==== THE DATA ====
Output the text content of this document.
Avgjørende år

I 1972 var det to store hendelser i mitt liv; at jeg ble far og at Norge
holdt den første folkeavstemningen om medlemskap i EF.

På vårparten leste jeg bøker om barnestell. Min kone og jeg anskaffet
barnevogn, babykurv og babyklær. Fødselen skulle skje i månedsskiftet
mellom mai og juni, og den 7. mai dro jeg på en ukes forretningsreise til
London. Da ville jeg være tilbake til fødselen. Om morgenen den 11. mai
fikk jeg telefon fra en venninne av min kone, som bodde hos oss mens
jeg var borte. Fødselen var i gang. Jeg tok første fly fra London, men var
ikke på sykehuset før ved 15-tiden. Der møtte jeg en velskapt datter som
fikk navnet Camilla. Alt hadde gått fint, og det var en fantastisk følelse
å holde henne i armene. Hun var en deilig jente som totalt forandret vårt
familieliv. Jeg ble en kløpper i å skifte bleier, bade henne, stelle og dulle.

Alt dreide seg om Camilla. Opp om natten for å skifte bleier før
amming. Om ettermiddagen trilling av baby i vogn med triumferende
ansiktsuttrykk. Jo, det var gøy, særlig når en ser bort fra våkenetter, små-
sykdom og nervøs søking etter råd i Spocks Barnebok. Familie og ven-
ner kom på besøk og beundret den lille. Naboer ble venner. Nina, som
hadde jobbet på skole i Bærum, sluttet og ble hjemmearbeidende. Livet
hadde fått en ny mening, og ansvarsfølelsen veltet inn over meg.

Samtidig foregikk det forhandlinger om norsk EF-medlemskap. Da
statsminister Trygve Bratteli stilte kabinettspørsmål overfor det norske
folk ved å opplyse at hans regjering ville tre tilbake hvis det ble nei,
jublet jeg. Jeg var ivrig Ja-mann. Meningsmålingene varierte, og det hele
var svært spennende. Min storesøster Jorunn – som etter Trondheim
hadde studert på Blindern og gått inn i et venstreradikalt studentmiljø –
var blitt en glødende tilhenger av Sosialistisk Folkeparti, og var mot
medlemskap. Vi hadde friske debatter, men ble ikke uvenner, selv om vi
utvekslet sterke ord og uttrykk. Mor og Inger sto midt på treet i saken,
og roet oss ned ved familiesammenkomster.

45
====
* [WORK INSTRUCTIONS]: Extract from the data every line where "hadde" shows up.

* [SOLUTION FOR THIS TASK]:
fikk navnet Camilla. Alt hadde gått fint, og det var en fantastisk følelse
hadde jobbet på skole i Bærum, sluttet og ble hjemmearbeidende. Livet
hadde fått en ny mening, og ansvarsfølelsen veltet inn over meg.
hadde studert på Blindern og gått inn i et venstreradikalt studentmiljø –
medlemskap. Vi hadde friske debatter, men ble ikke uvenner, selv om vi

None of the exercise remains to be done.